Starting at the line that contains "Type out the text in this image.", transcribe every remaining line of the entries exactly, including the last one.

→ **Records**:
☆ ☆ ☆ ☆ ☆ ☆ ☆

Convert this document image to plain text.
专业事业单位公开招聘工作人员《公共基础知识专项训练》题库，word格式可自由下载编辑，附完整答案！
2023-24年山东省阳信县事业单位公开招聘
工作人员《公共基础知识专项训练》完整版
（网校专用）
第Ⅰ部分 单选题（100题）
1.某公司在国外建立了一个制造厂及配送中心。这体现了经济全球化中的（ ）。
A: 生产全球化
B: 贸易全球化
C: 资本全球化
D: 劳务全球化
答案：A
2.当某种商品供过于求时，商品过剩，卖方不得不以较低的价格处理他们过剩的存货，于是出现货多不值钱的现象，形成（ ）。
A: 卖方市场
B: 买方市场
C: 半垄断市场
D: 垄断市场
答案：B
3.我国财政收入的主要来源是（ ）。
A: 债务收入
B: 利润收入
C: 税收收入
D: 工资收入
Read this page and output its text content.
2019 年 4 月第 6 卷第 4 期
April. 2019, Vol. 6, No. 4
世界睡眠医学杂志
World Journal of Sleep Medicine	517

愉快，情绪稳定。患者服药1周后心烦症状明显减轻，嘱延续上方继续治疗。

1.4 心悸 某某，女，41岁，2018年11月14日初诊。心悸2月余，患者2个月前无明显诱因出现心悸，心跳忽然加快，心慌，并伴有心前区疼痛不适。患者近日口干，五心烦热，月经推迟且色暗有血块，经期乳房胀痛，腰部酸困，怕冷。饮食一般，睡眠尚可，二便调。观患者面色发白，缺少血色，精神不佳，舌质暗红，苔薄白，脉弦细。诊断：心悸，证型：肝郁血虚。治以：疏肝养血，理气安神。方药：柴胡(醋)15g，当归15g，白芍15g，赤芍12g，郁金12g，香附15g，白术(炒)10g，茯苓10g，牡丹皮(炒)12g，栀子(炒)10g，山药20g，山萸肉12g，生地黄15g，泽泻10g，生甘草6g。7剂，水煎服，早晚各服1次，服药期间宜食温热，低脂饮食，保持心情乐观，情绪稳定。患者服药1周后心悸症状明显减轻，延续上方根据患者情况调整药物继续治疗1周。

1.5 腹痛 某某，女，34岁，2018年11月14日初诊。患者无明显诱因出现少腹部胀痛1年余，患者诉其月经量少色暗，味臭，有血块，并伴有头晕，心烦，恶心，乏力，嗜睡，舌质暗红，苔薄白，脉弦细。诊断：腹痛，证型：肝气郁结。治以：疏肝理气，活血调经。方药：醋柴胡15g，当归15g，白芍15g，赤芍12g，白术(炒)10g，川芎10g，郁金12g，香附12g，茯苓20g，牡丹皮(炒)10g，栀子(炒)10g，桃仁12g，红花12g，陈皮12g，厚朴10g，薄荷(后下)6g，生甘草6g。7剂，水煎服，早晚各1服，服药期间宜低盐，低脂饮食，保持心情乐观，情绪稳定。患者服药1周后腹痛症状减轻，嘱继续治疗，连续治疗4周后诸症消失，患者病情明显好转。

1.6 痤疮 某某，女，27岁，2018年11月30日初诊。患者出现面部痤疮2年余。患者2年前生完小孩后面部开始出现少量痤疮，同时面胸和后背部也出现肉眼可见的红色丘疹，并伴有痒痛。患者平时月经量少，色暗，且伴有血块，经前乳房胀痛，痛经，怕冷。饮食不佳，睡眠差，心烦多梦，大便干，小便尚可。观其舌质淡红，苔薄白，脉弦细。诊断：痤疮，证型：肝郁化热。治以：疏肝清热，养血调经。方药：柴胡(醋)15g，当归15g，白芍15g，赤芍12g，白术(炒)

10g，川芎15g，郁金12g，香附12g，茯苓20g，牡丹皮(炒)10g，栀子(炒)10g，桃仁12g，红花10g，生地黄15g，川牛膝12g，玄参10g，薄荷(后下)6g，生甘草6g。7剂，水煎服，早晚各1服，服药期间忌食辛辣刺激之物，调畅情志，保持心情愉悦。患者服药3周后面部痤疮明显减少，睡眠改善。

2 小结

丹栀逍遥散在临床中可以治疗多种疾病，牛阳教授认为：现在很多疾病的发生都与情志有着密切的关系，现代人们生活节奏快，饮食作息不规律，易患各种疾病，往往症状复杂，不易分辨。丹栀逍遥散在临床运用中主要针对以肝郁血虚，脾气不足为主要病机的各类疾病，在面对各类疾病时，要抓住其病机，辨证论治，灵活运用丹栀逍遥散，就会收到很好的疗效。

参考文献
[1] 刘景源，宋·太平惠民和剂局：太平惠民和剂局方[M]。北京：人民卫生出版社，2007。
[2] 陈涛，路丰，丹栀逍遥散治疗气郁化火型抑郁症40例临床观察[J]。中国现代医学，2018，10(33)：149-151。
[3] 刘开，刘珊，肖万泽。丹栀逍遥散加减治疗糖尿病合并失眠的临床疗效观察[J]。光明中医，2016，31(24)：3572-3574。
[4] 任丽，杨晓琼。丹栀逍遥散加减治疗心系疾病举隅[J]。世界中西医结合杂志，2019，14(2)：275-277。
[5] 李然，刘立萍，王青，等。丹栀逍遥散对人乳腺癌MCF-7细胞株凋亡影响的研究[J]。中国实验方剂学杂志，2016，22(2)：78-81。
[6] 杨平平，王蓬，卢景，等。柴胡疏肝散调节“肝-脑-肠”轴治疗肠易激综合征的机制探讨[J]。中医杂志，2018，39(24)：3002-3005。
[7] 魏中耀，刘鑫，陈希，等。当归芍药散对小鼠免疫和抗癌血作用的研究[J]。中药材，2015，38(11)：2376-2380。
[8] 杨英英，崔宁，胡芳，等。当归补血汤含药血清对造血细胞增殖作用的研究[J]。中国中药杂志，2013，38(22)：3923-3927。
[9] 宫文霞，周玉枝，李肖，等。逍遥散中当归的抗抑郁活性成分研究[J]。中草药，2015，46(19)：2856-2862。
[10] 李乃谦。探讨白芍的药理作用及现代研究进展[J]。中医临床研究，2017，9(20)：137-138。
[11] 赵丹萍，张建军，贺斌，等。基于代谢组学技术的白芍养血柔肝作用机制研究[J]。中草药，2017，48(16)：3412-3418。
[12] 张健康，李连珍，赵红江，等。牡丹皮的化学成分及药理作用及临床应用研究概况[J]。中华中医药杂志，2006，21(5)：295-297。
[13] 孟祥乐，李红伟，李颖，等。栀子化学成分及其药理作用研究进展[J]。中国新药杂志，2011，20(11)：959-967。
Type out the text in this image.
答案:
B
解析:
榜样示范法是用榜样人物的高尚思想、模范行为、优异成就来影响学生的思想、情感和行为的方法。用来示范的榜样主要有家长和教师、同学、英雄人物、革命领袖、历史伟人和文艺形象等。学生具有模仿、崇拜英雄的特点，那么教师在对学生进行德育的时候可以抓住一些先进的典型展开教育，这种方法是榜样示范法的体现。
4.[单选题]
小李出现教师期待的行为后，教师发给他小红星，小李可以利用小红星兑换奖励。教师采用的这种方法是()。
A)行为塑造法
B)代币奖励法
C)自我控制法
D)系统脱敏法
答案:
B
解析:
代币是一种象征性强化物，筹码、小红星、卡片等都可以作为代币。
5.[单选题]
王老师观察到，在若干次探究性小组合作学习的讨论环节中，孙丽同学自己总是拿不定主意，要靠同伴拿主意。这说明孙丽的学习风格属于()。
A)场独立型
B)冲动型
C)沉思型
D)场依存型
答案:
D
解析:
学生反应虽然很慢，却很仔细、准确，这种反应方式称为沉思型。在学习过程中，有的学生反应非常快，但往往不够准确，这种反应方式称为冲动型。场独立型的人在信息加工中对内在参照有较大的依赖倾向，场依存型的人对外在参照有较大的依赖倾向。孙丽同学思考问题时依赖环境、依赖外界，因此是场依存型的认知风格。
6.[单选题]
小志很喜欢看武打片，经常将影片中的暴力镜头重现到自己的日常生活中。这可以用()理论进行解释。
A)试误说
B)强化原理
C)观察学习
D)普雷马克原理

☆ ☆ ☆ ☆ ☆ ☆ ☆

→ **Output**:
Type out the text in this image.
答案:
B
解析:
榜样示范法是用榜样人物的高尚思想、模范行为、优异成就来影响学生的思想、情感和行为的方法。用来示范的榜样主要有家长和教师、同学、英雄人物、革命领袖、历史伟人和文艺形象等。学生具有模仿、崇拜英雄的特点，那么教师在对学生进行德育的时候可以抓住一些先进的典型展开教育，这种方法是榜样示范法的体现。
4.[单选题]
小李出现教师期待的行为后，教师发给他小红星，小李可以利用小红星兑换奖励。教师采用的这种方法是()。
A)行为塑造法
B)代币奖励法
C)自我控制法
D)系统脱敏法
答案:
B
解析:
代币是一种象征性强化物，筹码、小红星、卡片等都可以作为代币。
5.[单选题]
王老师观察到，在若干次探究性小组合作学习的讨论环节中，孙丽同学自己总是拿不定主意，要靠同伴拿主意。这说明孙丽的学习风格属于()。
A)场独立型
B)冲动型
C)沉思型
D)场依存型
答案:
D
解析:
学生反应虽然很慢，却很仔细、准确，这种反应方式称为沉思型。在学习过程中，有的学生反应非常快，但往往不够准确，这种反应方式称为冲动型。场独立型的人在信息加工中对内在参照有较大的依赖倾向，场依存型的人对外在参照有较大的依赖倾向。孙丽同学思考问题时依赖环境、依赖外界，因此是场依存型的认知风格。
6.[单选题]
小志很喜欢看武打片，经常将影片中的暴力镜头重现到自己的日常生活中。这可以用()理论进行解释。
A)试误说
B)强化原理
C)观察学习
D)普雷马克原理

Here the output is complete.